***** Material shown *****
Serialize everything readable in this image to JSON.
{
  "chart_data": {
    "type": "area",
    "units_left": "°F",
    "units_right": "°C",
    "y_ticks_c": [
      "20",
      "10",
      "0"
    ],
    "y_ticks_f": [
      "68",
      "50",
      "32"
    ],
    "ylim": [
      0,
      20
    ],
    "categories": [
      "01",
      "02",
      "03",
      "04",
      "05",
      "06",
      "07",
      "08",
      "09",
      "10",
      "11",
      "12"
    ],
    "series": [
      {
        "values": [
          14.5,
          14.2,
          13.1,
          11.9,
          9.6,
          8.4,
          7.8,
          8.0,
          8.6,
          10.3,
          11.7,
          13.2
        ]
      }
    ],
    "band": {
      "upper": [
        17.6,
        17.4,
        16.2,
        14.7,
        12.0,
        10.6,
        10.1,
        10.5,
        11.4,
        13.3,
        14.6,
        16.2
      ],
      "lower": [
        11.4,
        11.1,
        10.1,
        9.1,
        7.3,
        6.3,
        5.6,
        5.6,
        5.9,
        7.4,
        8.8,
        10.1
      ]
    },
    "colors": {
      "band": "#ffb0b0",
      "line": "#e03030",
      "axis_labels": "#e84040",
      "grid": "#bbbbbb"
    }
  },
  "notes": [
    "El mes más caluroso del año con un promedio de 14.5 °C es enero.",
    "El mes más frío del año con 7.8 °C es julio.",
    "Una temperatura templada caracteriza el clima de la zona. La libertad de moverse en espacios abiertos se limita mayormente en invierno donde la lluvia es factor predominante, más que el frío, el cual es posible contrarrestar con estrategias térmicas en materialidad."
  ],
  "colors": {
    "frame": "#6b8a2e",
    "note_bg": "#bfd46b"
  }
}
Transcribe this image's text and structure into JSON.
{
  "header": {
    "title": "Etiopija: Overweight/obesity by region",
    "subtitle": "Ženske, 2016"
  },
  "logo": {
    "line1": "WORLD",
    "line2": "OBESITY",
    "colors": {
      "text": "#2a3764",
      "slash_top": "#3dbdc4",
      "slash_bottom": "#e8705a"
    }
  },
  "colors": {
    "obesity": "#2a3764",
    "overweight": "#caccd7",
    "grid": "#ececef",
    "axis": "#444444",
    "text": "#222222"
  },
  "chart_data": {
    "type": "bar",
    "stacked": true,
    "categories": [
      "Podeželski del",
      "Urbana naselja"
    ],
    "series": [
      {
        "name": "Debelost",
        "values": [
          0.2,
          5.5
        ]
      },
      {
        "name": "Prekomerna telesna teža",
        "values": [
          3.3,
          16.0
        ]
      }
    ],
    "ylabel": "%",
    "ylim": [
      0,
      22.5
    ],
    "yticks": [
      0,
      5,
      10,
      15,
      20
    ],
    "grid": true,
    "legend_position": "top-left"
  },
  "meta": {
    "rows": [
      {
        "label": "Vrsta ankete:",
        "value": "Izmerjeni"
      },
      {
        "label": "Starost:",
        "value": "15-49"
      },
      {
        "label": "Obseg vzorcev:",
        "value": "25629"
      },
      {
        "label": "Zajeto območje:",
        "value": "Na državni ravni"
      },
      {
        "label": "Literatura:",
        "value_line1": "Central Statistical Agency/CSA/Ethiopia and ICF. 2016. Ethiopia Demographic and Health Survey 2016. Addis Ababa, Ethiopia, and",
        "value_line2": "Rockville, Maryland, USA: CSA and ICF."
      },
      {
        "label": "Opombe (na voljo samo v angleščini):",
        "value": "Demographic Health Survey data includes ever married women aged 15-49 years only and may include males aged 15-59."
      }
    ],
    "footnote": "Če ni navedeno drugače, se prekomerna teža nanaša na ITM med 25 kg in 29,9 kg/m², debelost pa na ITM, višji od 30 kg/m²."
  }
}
*****
Instruction - Scan the material above. Return every line containing the string "image".

The completed task -
Serialize everything readable in this image to JSON.
Transcribe this image's text and structure into JSON.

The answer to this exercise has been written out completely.